Locate all lines with the word "coordinate". Copy them.

Figure collection entries
-- begin --

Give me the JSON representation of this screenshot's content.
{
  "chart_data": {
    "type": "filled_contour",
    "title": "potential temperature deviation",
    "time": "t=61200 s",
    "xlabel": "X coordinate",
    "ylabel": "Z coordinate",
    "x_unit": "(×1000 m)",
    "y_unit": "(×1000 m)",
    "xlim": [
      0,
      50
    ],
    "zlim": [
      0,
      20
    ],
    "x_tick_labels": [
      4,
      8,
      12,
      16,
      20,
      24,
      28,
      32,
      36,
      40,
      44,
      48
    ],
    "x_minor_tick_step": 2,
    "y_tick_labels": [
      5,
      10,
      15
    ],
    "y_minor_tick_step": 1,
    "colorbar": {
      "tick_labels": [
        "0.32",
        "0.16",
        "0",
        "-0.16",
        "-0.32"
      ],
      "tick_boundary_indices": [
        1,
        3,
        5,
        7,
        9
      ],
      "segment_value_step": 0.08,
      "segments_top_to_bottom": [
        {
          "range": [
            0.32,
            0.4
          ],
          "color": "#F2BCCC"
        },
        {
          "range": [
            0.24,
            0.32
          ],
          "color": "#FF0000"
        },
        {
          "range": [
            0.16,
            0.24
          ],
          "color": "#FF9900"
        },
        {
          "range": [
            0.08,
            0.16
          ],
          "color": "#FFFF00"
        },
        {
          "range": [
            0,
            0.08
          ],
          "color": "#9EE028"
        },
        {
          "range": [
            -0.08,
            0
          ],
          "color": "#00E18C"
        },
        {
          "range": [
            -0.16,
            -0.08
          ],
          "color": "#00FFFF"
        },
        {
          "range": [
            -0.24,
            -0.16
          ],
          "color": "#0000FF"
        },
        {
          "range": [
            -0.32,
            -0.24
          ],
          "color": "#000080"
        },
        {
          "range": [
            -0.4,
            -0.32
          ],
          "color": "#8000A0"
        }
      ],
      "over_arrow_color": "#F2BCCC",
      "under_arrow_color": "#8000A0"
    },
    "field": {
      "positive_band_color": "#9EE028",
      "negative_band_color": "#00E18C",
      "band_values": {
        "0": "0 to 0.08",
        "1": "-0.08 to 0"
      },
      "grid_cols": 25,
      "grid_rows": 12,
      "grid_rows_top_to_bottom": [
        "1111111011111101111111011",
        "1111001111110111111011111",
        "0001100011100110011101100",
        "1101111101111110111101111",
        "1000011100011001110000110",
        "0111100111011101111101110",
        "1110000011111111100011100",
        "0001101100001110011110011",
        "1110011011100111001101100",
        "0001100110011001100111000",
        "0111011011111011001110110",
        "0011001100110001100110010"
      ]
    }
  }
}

-- end --

**Response to this exercise**
    "xlabel": "X coordinate",
    "ylabel": "Z coordinate",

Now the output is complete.